# Start of Provided data

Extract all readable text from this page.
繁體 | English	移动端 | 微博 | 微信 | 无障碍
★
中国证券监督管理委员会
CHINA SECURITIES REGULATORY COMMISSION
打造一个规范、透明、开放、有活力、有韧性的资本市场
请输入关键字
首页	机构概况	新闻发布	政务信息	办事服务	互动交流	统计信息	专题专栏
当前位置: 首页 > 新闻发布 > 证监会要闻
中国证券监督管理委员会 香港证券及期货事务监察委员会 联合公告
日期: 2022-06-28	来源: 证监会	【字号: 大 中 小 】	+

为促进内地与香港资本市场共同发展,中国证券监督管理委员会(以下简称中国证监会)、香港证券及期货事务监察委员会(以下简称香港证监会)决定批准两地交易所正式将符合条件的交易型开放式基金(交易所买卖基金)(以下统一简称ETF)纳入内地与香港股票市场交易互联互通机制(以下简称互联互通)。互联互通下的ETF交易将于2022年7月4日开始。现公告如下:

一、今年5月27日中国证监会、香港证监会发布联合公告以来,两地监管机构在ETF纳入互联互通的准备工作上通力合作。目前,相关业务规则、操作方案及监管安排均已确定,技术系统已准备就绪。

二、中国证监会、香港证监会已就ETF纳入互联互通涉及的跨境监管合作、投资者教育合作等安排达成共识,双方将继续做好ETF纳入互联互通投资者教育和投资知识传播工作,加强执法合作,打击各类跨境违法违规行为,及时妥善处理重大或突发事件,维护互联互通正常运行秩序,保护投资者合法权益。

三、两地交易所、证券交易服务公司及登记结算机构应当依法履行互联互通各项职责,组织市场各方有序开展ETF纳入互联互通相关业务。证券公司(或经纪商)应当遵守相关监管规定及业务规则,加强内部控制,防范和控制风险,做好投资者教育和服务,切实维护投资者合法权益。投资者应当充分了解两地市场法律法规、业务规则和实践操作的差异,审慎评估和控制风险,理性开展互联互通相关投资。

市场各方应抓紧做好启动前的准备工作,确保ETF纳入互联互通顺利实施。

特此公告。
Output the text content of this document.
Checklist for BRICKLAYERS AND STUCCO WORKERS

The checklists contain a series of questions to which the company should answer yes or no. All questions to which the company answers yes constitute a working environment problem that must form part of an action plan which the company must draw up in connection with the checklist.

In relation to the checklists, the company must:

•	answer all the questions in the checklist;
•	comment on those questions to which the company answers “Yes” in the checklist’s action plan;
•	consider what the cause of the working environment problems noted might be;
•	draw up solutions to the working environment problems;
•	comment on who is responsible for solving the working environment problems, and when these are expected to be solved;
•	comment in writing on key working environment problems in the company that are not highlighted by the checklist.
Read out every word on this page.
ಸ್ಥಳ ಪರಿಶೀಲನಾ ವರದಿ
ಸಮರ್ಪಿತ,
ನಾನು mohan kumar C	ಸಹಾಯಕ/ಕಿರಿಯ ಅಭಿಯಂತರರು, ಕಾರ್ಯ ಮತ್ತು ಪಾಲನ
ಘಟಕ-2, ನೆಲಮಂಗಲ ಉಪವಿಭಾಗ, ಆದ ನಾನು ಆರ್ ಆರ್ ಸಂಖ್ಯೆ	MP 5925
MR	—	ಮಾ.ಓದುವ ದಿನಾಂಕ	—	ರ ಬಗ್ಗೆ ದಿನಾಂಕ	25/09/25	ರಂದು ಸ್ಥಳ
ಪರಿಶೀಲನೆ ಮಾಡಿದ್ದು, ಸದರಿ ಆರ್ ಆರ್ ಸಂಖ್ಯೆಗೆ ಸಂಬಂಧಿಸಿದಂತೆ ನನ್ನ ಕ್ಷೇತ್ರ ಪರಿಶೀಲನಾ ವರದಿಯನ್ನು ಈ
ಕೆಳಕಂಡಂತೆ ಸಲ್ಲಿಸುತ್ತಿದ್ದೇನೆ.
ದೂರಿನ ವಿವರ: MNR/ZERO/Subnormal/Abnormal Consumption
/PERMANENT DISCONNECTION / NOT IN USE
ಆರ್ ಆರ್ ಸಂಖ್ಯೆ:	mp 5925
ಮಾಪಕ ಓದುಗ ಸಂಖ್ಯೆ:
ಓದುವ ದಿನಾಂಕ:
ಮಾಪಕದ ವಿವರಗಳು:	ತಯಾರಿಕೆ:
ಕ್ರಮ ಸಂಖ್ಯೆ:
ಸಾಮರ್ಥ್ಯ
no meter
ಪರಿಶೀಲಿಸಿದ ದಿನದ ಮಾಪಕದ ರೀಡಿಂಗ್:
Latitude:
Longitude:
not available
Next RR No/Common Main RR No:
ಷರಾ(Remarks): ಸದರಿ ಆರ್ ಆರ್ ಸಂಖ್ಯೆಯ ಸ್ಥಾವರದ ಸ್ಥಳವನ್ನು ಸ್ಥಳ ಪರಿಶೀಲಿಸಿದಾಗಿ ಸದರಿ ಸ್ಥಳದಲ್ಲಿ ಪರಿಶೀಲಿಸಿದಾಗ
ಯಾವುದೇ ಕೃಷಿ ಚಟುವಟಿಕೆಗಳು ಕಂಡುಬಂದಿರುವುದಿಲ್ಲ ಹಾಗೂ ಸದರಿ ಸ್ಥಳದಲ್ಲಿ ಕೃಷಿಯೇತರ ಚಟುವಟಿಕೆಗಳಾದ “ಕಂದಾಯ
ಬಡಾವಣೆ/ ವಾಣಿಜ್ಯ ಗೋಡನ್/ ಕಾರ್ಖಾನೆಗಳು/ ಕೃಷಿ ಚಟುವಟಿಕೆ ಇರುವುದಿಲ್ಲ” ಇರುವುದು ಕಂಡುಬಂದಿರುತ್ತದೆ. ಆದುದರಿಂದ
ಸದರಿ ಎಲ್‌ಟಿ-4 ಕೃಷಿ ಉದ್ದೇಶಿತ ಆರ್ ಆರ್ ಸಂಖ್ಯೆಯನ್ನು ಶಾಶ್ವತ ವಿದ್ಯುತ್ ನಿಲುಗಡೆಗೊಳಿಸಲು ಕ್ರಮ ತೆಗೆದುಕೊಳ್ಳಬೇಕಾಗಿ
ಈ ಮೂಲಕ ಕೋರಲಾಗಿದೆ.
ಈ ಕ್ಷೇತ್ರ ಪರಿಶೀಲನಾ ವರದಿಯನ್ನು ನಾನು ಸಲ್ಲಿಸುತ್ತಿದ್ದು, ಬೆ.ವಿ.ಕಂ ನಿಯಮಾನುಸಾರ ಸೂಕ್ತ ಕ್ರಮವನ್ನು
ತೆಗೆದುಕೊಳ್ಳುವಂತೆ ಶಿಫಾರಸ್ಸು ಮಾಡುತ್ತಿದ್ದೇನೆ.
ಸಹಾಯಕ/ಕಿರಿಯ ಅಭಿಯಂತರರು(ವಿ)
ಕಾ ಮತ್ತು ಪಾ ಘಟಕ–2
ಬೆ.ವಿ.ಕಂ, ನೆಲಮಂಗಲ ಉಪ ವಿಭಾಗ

# End of Provided data

Written request:
All of the entries need to be reproduced exactly; please write them out.

Output of the exercise:
Extract all readable text from this page.
繁體 | English	移动端 | 微博 | 微信 | 无障碍
★
中国证券监督管理委员会
CHINA SECURITIES REGULATORY COMMISSION
打造一个规范、透明、开放、有活力、有韧性的资本市场
请输入关键字
首页	机构概况	新闻发布	政务信息	办事服务	互动交流	统计信息	专题专栏
当前位置: 首页 > 新闻发布 > 证监会要闻
中国证券监督管理委员会 香港证券及期货事务监察委员会 联合公告
日期: 2022-06-28	来源: 证监会	【字号: 大 中 小 】	+

为促进内地与香港资本市场共同发展,中国证券监督管理委员会(以下简称中国证监会)、香港证券及期货事务监察委员会(以下简称香港证监会)决定批准两地交易所正式将符合条件的交易型开放式基金(交易所买卖基金)(以下统一简称ETF)纳入内地与香港股票市场交易互联互通机制(以下简称互联互通)。互联互通下的ETF交易将于2022年7月4日开始。现公告如下:

一、今年5月27日中国证监会、香港证监会发布联合公告以来,两地监管机构在ETF纳入互联互通的准备工作上通力合作。目前,相关业务规则、操作方案及监管安排均已确定,技术系统已准备就绪。

二、中国证监会、香港证监会已就ETF纳入互联互通涉及的跨境监管合作、投资者教育合作等安排达成共识,双方将继续做好ETF纳入互联互通投资者教育和投资知识传播工作,加强执法合作,打击各类跨境违法违规行为,及时妥善处理重大或突发事件,维护互联互通正常运行秩序,保护投资者合法权益。

三、两地交易所、证券交易服务公司及登记结算机构应当依法履行互联互通各项职责,组织市场各方有序开展ETF纳入互联互通相关业务。证券公司(或经纪商)应当遵守相关监管规定及业务规则,加强内部控制,防范和控制风险,做好投资者教育和服务,切实维护投资者合法权益。投资者应当充分了解两地市场法律法规、业务规则和实践操作的差异,审慎评估和控制风险,理性开展互联互通相关投资。

市场各方应抓紧做好启动前的准备工作,确保ETF纳入互联互通顺利实施。

特此公告。
Output the text content of this document.
Checklist for BRICKLAYERS AND STUCCO WORKERS

The checklists contain a series of questions to which the company should answer yes or no. All questions to which the company answers yes constitute a working environment problem that must form part of an action plan which the company must draw up in connection with the checklist.

In relation to the checklists, the company must:

•	answer all the questions in the checklist;
•	comment on those questions to which the company answers “Yes” in the checklist’s action plan;
•	consider what the cause of the working environment problems noted might be;
•	draw up solutions to the working environment problems;
•	comment on who is responsible for solving the working environment problems, and when these are expected to be solved;
•	comment in writing on key working environment problems in the company that are not highlighted by the checklist.
Read out every word on this page.
ಸ್ಥಳ ಪರಿಶೀಲನಾ ವರದಿ
ಸಮರ್ಪಿತ,
ನಾನು mohan kumar C	ಸಹಾಯಕ/ಕಿರಿಯ ಅಭಿಯಂತರರು, ಕಾರ್ಯ ಮತ್ತು ಪಾಲನ
ಘಟಕ-2, ನೆಲಮಂಗಲ ಉಪವಿಭಾಗ, ಆದ ನಾನು ಆರ್ ಆರ್ ಸಂಖ್ಯೆ	MP 5925
MR	—	ಮಾ.ಓದುವ ದಿನಾಂಕ	—	ರ ಬಗ್ಗೆ ದಿನಾಂಕ	25/09/25	ರಂದು ಸ್ಥಳ
ಪರಿಶೀಲನೆ ಮಾಡಿದ್ದು, ಸದರಿ ಆರ್ ಆರ್ ಸಂಖ್ಯೆಗೆ ಸಂಬಂಧಿಸಿದಂತೆ ನನ್ನ ಕ್ಷೇತ್ರ ಪರಿಶೀಲನಾ ವರದಿಯನ್ನು ಈ
ಕೆಳಕಂಡಂತೆ ಸಲ್ಲಿಸುತ್ತಿದ್ದೇನೆ.
ದೂರಿನ ವಿವರ: MNR/ZERO/Subnormal/Abnormal Consumption
/PERMANENT DISCONNECTION / NOT IN USE
ಆರ್ ಆರ್ ಸಂಖ್ಯೆ:	mp 5925
ಮಾಪಕ ಓದುಗ ಸಂಖ್ಯೆ:
ಓದುವ ದಿನಾಂಕ:
ಮಾಪಕದ ವಿವರಗಳು:	ತಯಾರಿಕೆ:
ಕ್ರಮ ಸಂಖ್ಯೆ:
ಸಾಮರ್ಥ್ಯ
no meter
ಪರಿಶೀಲಿಸಿದ ದಿನದ ಮಾಪಕದ ರೀಡಿಂಗ್:
Latitude:
Longitude:
not available
Next RR No/Common Main RR No:
ಷರಾ(Remarks): ಸದರಿ ಆರ್ ಆರ್ ಸಂಖ್ಯೆಯ ಸ್ಥಾವರದ ಸ್ಥಳವನ್ನು ಸ್ಥಳ ಪರಿಶೀಲಿಸಿದಾಗಿ ಸದರಿ ಸ್ಥಳದಲ್ಲಿ ಪರಿಶೀಲಿಸಿದಾಗ
ಯಾವುದೇ ಕೃಷಿ ಚಟುವಟಿಕೆಗಳು ಕಂಡುಬಂದಿರುವುದಿಲ್ಲ ಹಾಗೂ ಸದರಿ ಸ್ಥಳದಲ್ಲಿ ಕೃಷಿಯೇತರ ಚಟುವಟಿಕೆಗಳಾದ “ಕಂದಾಯ
ಬಡಾವಣೆ/ ವಾಣಿಜ್ಯ ಗೋಡನ್/ ಕಾರ್ಖಾನೆಗಳು/ ಕೃಷಿ ಚಟುವಟಿಕೆ ಇರುವುದಿಲ್ಲ” ಇರುವುದು ಕಂಡುಬಂದಿರುತ್ತದೆ. ಆದುದರಿಂದ
ಸದರಿ ಎಲ್‌ಟಿ-4 ಕೃಷಿ ಉದ್ದೇಶಿತ ಆರ್ ಆರ್ ಸಂಖ್ಯೆಯನ್ನು ಶಾಶ್ವತ ವಿದ್ಯುತ್ ನಿಲುಗಡೆಗೊಳಿಸಲು ಕ್ರಮ ತೆಗೆದುಕೊಳ್ಳಬೇಕಾಗಿ
ಈ ಮೂಲಕ ಕೋರಲಾಗಿದೆ.
ಈ ಕ್ಷೇತ್ರ ಪರಿಶೀಲನಾ ವರದಿಯನ್ನು ನಾನು ಸಲ್ಲಿಸುತ್ತಿದ್ದು, ಬೆ.ವಿ.ಕಂ ನಿಯಮಾನುಸಾರ ಸೂಕ್ತ ಕ್ರಮವನ್ನು
ತೆಗೆದುಕೊಳ್ಳುವಂತೆ ಶಿಫಾರಸ್ಸು ಮಾಡುತ್ತಿದ್ದೇನೆ.
ಸಹಾಯಕ/ಕಿರಿಯ ಅಭಿಯಂತರರು(ವಿ)
ಕಾ ಮತ್ತು ಪಾ ಘಟಕ–2
ಬೆ.ವಿ.ಕಂ, ನೆಲಮಂಗಲ ಉಪ ವಿಭಾಗ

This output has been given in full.